Give an exact transcription of every line, dropping the images.

*EXCERPTED DATA*:
--*--
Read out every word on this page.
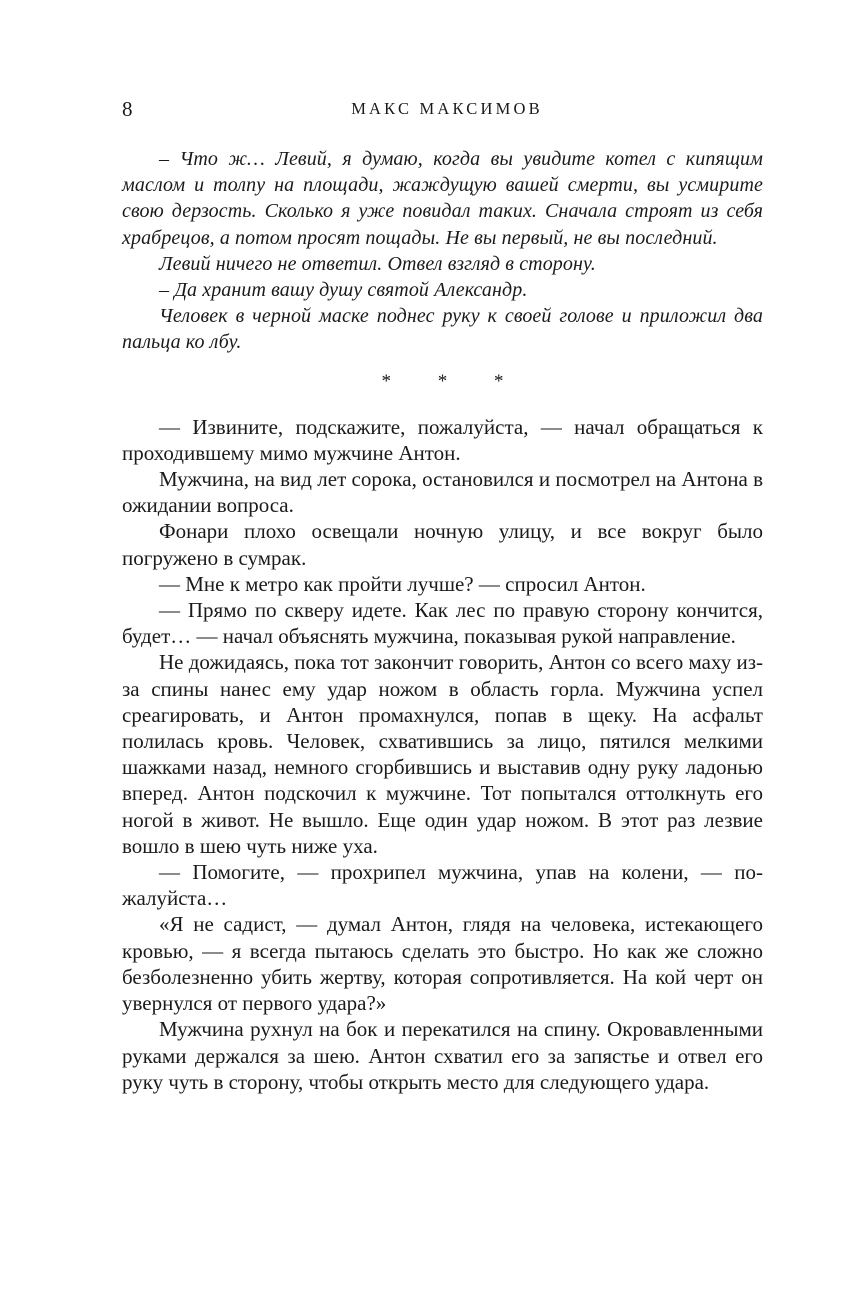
8	МАКС МАКСИМОВ

– Что ж… Левий, я думаю, когда вы увидите котел с кипящим маслом и толпу на площади, жаждущую вашей смерти, вы усмирите свою дерзость. Сколько я уже повидал таких. Сначала строят из себя храбрецов, а потом просят пощады. Не вы первый, не вы последний.

Левий ничего не ответил. Отвел взгляд в сторону.

– Да хранит вашу душу святой Александр.

Человек в черной маске поднес руку к своей голове и приложил два пальца ко лбу.

* * *

— Извините, подскажите, пожалуйста, — начал обращаться к проходившему мимо мужчине Антон.

Мужчина, на вид лет сорока, остановился и посмотрел на Антона в ожидании вопроса.

Фонари плохо освещали ночную улицу, и все вокруг было погружено в сумрак.

— Мне к метро как пройти лучше? — спросил Антон.

— Прямо по скверу идете. Как лес по правую сторону кончится, будет… — начал объяснять мужчина, показывая рукой направление.

Не дожидаясь, пока тот закончит говорить, Антон со всего маху из-за спины нанес ему удар ножом в область горла. Мужчина успел среагировать, и Антон промахнулся, попав в щеку. На асфальт полилась кровь. Человек, схватившись за лицо, пятился мелкими шажками назад, немного сгорбившись и выставив одну руку ладонью вперед. Антон подскочил к мужчине. Тот попытался оттолкнуть его ногой в живот. Не вышло. Еще один удар ножом. В этот раз лезвие вошло в шею чуть ниже уха.

— Помогите, — прохрипел мужчина, упав на колени, — пожалуйста…

«Я не садист, — думал Антон, глядя на человека, истекающего кровью, — я всегда пытаюсь сделать это быстро. Но как же сложно безболезненно убить жертву, которая сопротивляется. На кой черт он увернулся от первого удара?»

Мужчина рухнул на бок и перекатился на спину. Окровавленными руками держался за шею. Антон схватил его за запястье и отвел его руку чуть в сторону, чтобы открыть место для следующего удара.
--*--
*SOLUTION*:
Read out every word on this page.
8	МАКС МАКСИМОВ

– Что ж… Левий, я думаю, когда вы увидите котел с кипящим маслом и толпу на площади, жаждущую вашей смерти, вы усмирите свою дерзость. Сколько я уже повидал таких. Сначала строят из себя храбрецов, а потом просят пощады. Не вы первый, не вы последний.

Левий ничего не ответил. Отвел взгляд в сторону.

– Да хранит вашу душу святой Александр.

Человек в черной маске поднес руку к своей голове и приложил два пальца ко лбу.

* * *

— Извините, подскажите, пожалуйста, — начал обращаться к проходившему мимо мужчине Антон.

Мужчина, на вид лет сорока, остановился и посмотрел на Антона в ожидании вопроса.

Фонари плохо освещали ночную улицу, и все вокруг было погружено в сумрак.

— Мне к метро как пройти лучше? — спросил Антон.

— Прямо по скверу идете. Как лес по правую сторону кончится, будет… — начал объяснять мужчина, показывая рукой направление.

Не дожидаясь, пока тот закончит говорить, Антон со всего маху из-за спины нанес ему удар ножом в область горла. Мужчина успел среагировать, и Антон промахнулся, попав в щеку. На асфальт полилась кровь. Человек, схватившись за лицо, пятился мелкими шажками назад, немного сгорбившись и выставив одну руку ладонью вперед. Антон подскочил к мужчине. Тот попытался оттолкнуть его ногой в живот. Не вышло. Еще один удар ножом. В этот раз лезвие вошло в шею чуть ниже уха.

— Помогите, — прохрипел мужчина, упав на колени, — пожалуйста…

«Я не садист, — думал Антон, глядя на человека, истекающего кровью, — я всегда пытаюсь сделать это быстро. Но как же сложно безболезненно убить жертву, которая сопротивляется. На кой черт он увернулся от первого удара?»

Мужчина рухнул на бок и перекатился на спину. Окровавленными руками держался за шею. Антон схватил его за запястье и отвел его руку чуть в сторону, чтобы открыть место для следующего удара.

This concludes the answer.